■ WHAT THE EXERCISE ASKS
Transcribe all of the records precisely as they are presented.

[Records]
## BEGIN

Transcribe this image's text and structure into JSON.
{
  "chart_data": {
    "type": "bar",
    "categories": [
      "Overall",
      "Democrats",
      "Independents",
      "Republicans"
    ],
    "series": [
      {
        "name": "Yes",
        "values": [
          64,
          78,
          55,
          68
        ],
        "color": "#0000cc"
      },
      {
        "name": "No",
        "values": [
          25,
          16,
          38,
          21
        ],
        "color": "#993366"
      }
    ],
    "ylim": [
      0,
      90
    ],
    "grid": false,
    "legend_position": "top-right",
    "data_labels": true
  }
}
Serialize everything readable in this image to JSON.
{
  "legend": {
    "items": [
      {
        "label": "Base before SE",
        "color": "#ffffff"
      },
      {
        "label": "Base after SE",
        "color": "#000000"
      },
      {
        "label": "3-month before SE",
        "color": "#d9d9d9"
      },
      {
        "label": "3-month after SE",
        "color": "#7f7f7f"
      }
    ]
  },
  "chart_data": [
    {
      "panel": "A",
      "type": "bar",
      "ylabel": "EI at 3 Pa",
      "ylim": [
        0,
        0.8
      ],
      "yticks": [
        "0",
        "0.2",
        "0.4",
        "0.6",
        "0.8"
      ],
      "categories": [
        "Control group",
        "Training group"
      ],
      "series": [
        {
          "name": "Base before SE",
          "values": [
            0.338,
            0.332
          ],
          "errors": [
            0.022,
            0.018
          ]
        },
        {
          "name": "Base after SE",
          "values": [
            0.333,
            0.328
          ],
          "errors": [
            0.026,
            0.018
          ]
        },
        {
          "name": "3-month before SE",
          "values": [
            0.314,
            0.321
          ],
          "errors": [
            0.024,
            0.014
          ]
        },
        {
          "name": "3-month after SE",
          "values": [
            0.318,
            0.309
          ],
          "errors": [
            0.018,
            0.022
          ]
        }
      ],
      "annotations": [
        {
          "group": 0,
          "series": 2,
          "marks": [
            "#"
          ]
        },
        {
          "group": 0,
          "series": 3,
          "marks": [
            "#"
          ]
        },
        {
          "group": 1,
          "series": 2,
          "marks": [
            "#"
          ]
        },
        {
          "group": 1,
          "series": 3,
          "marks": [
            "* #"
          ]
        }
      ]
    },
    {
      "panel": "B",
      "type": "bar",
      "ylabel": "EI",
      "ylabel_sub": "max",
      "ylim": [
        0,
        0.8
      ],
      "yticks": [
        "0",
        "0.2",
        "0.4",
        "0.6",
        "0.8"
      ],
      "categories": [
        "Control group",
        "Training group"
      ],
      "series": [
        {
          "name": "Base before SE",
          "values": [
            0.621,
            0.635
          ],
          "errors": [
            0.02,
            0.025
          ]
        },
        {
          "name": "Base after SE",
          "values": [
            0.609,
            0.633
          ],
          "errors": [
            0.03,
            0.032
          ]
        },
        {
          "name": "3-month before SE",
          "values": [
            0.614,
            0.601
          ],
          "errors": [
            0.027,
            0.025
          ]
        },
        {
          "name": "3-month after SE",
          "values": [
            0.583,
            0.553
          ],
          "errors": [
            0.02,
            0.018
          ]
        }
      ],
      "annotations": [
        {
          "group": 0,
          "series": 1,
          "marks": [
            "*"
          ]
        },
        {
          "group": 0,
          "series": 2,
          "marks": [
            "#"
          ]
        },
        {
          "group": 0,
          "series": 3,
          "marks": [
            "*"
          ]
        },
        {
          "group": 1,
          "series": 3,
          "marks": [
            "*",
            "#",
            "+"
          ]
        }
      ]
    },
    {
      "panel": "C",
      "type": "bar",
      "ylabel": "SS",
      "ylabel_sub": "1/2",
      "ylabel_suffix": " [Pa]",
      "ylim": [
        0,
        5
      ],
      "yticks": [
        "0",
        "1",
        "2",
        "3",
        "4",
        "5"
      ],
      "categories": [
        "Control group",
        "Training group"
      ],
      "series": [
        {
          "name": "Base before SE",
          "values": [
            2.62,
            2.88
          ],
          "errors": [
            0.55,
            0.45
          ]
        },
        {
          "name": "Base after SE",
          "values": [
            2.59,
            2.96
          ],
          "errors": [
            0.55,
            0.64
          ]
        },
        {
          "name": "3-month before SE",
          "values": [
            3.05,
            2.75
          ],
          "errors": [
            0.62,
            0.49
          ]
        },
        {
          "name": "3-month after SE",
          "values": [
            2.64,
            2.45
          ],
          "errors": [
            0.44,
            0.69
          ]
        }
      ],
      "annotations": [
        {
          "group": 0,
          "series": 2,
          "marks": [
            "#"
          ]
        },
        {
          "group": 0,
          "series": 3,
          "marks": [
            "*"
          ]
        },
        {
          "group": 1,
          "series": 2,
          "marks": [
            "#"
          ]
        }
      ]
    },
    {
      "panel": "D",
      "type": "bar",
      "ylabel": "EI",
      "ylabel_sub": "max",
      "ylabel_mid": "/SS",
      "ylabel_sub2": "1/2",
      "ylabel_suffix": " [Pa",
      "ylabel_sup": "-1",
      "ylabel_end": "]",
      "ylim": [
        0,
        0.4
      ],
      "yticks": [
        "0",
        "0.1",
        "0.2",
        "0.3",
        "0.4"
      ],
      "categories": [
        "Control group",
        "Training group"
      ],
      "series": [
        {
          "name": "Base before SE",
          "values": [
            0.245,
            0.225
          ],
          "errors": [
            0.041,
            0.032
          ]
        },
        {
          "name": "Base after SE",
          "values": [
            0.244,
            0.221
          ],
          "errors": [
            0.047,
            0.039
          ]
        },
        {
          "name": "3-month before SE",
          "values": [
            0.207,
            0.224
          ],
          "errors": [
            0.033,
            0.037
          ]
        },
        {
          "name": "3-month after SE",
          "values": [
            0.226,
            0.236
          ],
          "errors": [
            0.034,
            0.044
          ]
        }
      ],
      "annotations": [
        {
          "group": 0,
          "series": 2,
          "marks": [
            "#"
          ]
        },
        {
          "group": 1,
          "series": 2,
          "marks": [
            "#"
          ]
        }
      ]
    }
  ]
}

## END

■ SOLUTION BELOW
Transcribe this image's text and structure into JSON.
{
  "chart_data": {
    "type": "bar",
    "categories": [
      "Overall",
      "Democrats",
      "Independents",
      "Republicans"
    ],
    "series": [
      {
        "name": "Yes",
        "values": [
          64,
          78,
          55,
          68
        ],
        "color": "#0000cc"
      },
      {
        "name": "No",
        "values": [
          25,
          16,
          38,
          21
        ],
        "color": "#993366"
      }
    ],
    "ylim": [
      0,
      90
    ],
    "grid": false,
    "legend_position": "top-right",
    "data_labels": true
  }
}
Serialize everything readable in this image to JSON.
{
  "legend": {
    "items": [
      {
        "label": "Base before SE",
        "color": "#ffffff"
      },
      {
        "label": "Base after SE",
        "color": "#000000"
      },
      {
        "label": "3-month before SE",
        "color": "#d9d9d9"
      },
      {
        "label": "3-month after SE",
        "color": "#7f7f7f"
      }
    ]
  },
  "chart_data": [
    {
      "panel": "A",
      "type": "bar",
      "ylabel": "EI at 3 Pa",
      "ylim": [
        0,
        0.8
      ],
      "yticks": [
        "0",
        "0.2",
        "0.4",
        "0.6",
        "0.8"
      ],
      "categories": [
        "Control group",
        "Training group"
      ],
      "series": [
        {
          "name": "Base before SE",
          "values": [
            0.338,
            0.332
          ],
          "errors": [
            0.022,
            0.018
          ]
        },
        {
          "name": "Base after SE",
          "values": [
            0.333,
            0.328
          ],
          "errors": [
            0.026,
            0.018
          ]
        },
        {
          "name": "3-month before SE",
          "values": [
            0.314,
            0.321
          ],
          "errors": [
            0.024,
            0.014
          ]
        },
        {
          "name": "3-month after SE",
          "values": [
            0.318,
            0.309
          ],
          "errors": [
            0.018,
            0.022
          ]
        }
      ],
      "annotations": [
        {
          "group": 0,
          "series": 2,
          "marks": [
            "#"
          ]
        },
        {
          "group": 0,
          "series": 3,
          "marks": [
            "#"
          ]
        },
        {
          "group": 1,
          "series": 2,
          "marks": [
            "#"
          ]
        },
        {
          "group": 1,
          "series": 3,
          "marks": [
            "* #"
          ]
        }
      ]
    },
    {
      "panel": "B",
      "type": "bar",
      "ylabel": "EI",
      "ylabel_sub": "max",
      "ylim": [
        0,
        0.8
      ],
      "yticks": [
        "0",
        "0.2",
        "0.4",
        "0.6",
        "0.8"
      ],
      "categories": [
        "Control group",
        "Training group"
      ],
      "series": [
        {
          "name": "Base before SE",
          "values": [
            0.621,
            0.635
          ],
          "errors": [
            0.02,
            0.025
          ]
        },
        {
          "name": "Base after SE",
          "values": [
            0.609,
            0.633
          ],
          "errors": [
            0.03,
            0.032
          ]
        },
        {
          "name": "3-month before SE",
          "values": [
            0.614,
            0.601
          ],
          "errors": [
            0.027,
            0.025
          ]
        },
        {
          "name": "3-month after SE",
          "values": [
            0.583,
            0.553
          ],
          "errors": [
            0.02,
            0.018
          ]
        }
      ],
      "annotations": [
        {
          "group": 0,
          "series": 1,
          "marks": [
            "*"
          ]
        },
        {
          "group": 0,
          "series": 2,
          "marks": [
            "#"
          ]
        },
        {
          "group": 0,
          "series": 3,
          "marks": [
            "*"
          ]
        },
        {
          "group": 1,
          "series": 3,
          "marks": [
            "*",
            "#",
            "+"
          ]
        }
      ]
    },
    {
      "panel": "C",
      "type": "bar",
      "ylabel": "SS",
      "ylabel_sub": "1/2",
      "ylabel_suffix": " [Pa]",
      "ylim": [
        0,
        5
      ],
      "yticks": [
        "0",
        "1",
        "2",
        "3",
        "4",
        "5"
      ],
      "categories": [
        "Control group",
        "Training group"
      ],
      "series": [
        {
          "name": "Base before SE",
          "values": [
            2.62,
            2.88
          ],
          "errors": [
            0.55,
            0.45
          ]
        },
        {
          "name": "Base after SE",
          "values": [
            2.59,
            2.96
          ],
          "errors": [
            0.55,
            0.64
          ]
        },
        {
          "name": "3-month before SE",
          "values": [
            3.05,
            2.75
          ],
          "errors": [
            0.62,
            0.49
          ]
        },
        {
          "name": "3-month after SE",
          "values": [
            2.64,
            2.45
          ],
          "errors": [
            0.44,
            0.69
          ]
        }
      ],
      "annotations": [
        {
          "group": 0,
          "series": 2,
          "marks": [
            "#"
          ]
        },
        {
          "group": 0,
          "series": 3,
          "marks": [
            "*"
          ]
        },
        {
          "group": 1,
          "series": 2,
          "marks": [
            "#"
          ]
        }
      ]
    },
    {
      "panel": "D",
      "type": "bar",
      "ylabel": "EI",
      "ylabel_sub": "max",
      "ylabel_mid": "/SS",
      "ylabel_sub2": "1/2",
      "ylabel_suffix": " [Pa",
      "ylabel_sup": "-1",
      "ylabel_end": "]",
      "ylim": [
        0,
        0.4
      ],
      "yticks": [
        "0",
        "0.1",
        "0.2",
        "0.3",
        "0.4"
      ],
      "categories": [
        "Control group",
        "Training group"
      ],
      "series": [
        {
          "name": "Base before SE",
          "values": [
            0.245,
            0.225
          ],
          "errors": [
            0.041,
            0.032
          ]
        },
        {
          "name": "Base after SE",
          "values": [
            0.244,
            0.221
          ],
          "errors": [
            0.047,
            0.039
          ]
        },
        {
          "name": "3-month before SE",
          "values": [
            0.207,
            0.224
          ],
          "errors": [
            0.033,
            0.037
          ]
        },
        {
          "name": "3-month after SE",
          "values": [
            0.226,
            0.236
          ],
          "errors": [
            0.034,
            0.044
          ]
        }
      ],
      "annotations": [
        {
          "group": 0,
          "series": 2,
          "marks": [
            "#"
          ]
        },
        {
          "group": 1,
          "series": 2,
          "marks": [
            "#"
          ]
        }
      ]
    }
  ]
}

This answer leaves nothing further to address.